Directions >>
Gather the lines from the material that contain "Particles".
——
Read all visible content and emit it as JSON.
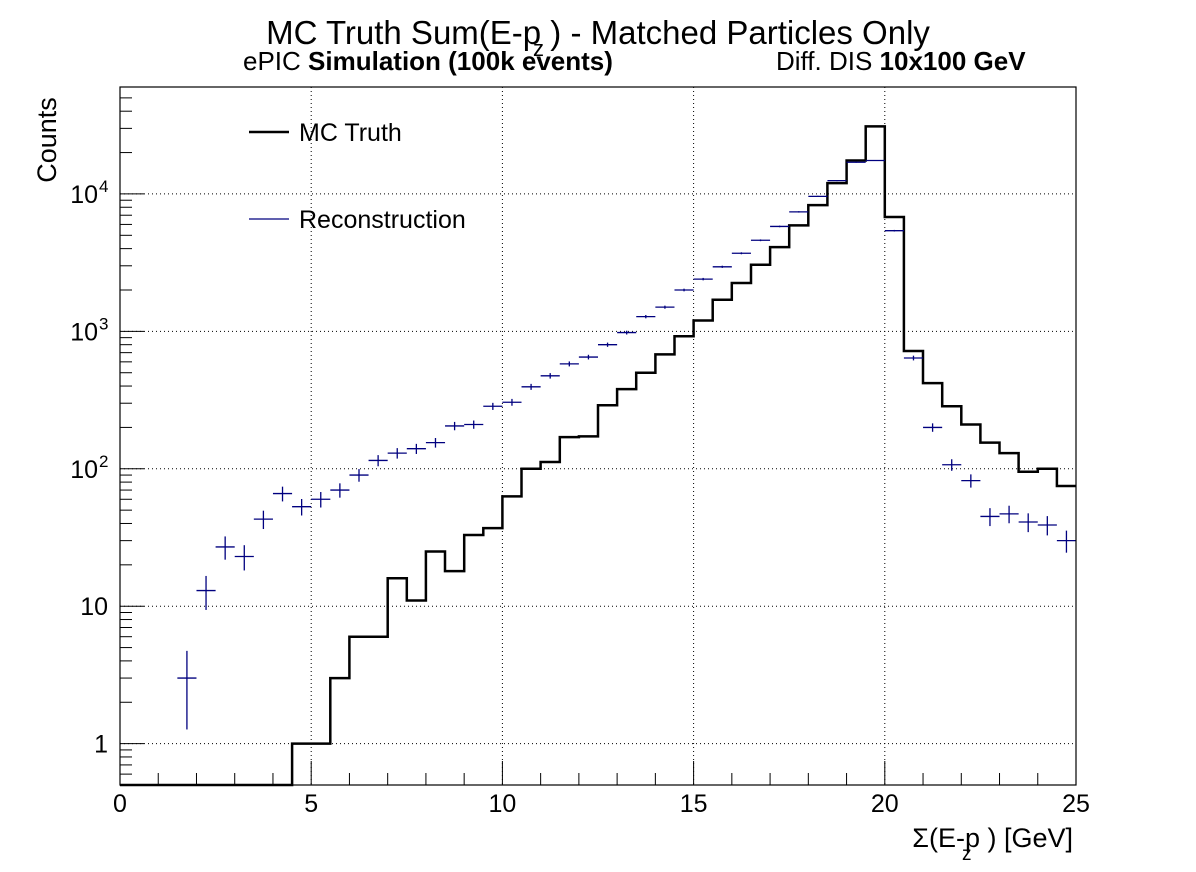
{
  "title": "MC Truth Sum(E-p ) - Matched Particles Only",
  "title_subscript": "z",
  "subtitle": {
    "left_normal": "ePIC ",
    "left_bold": "Simulation (100k events)",
    "right_normal": "Diff. DIS ",
    "right_bold": "10x100 GeV"
  },
  "colors": {
    "mc_truth": "#000000",
    "reconstruction": "#00007f",
    "grid": "#000000"
  },
  "chart_data": {
    "type": "line",
    "title": "MC Truth Sum(E-p ) - Matched Particles Only",
    "xlabel": "Σ(E-p ) [GeV]",
    "xlabel_subscript": "z",
    "ylabel": "Counts",
    "xlim": [
      0,
      25
    ],
    "ylim": [
      0.5,
      60000
    ],
    "y_scale": "log",
    "grid": true,
    "legend_position": "top-left",
    "x_ticks": [
      0,
      5,
      10,
      15,
      20,
      25
    ],
    "x_tick_labels": [
      "0",
      "5",
      "10",
      "15",
      "20",
      "25"
    ],
    "y_ticks": [
      1,
      10,
      100,
      1000,
      10000
    ],
    "y_tick_labels": [
      {
        "base": "1",
        "exp": ""
      },
      {
        "base": "10",
        "exp": ""
      },
      {
        "base": "10",
        "exp": "2"
      },
      {
        "base": "10",
        "exp": "3"
      },
      {
        "base": "10",
        "exp": "4"
      }
    ],
    "bin_width": 0.5,
    "series": [
      {
        "name": "MC Truth",
        "style": "step",
        "bin_edges_start": 0,
        "values": [
          0,
          0,
          0,
          0,
          0,
          0,
          0,
          0,
          0,
          1,
          1,
          3,
          6,
          6,
          16,
          11,
          25,
          18,
          33,
          37,
          63,
          100,
          112,
          170,
          172,
          290,
          380,
          500,
          680,
          920,
          1200,
          1700,
          2250,
          3050,
          4100,
          5900,
          8300,
          12000,
          17500,
          31000,
          6800,
          720,
          420,
          285,
          210,
          155,
          130,
          95,
          100,
          75
        ]
      },
      {
        "name": "Reconstruction",
        "style": "errorbar",
        "x": [
          1.75,
          2.25,
          2.75,
          3.25,
          3.75,
          4.25,
          4.75,
          5.25,
          5.75,
          6.25,
          6.75,
          7.25,
          7.75,
          8.25,
          8.75,
          9.25,
          9.75,
          10.25,
          10.75,
          11.25,
          11.75,
          12.25,
          12.75,
          13.25,
          13.75,
          14.25,
          14.75,
          15.25,
          15.75,
          16.25,
          16.75,
          17.25,
          17.75,
          18.25,
          18.75,
          19.25,
          19.75,
          20.25,
          20.75,
          21.25,
          21.75,
          22.25,
          22.75,
          23.25,
          23.75,
          24.25,
          24.75
        ],
        "values": [
          3,
          13,
          27,
          23,
          43,
          66,
          53,
          60,
          70,
          90,
          115,
          130,
          140,
          155,
          205,
          210,
          285,
          305,
          395,
          475,
          580,
          650,
          800,
          980,
          1280,
          1500,
          2000,
          2400,
          2950,
          3700,
          4600,
          5800,
          7400,
          9600,
          12500,
          17000,
          17500,
          5400,
          640,
          200,
          107,
          82,
          45,
          47,
          41,
          39,
          30
        ]
      }
    ]
  }
}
——
Task output >>
  "title": "MC Truth Sum(E-p ) - Matched Particles Only",
    "title": "MC Truth Sum(E-p ) - Matched Particles Only",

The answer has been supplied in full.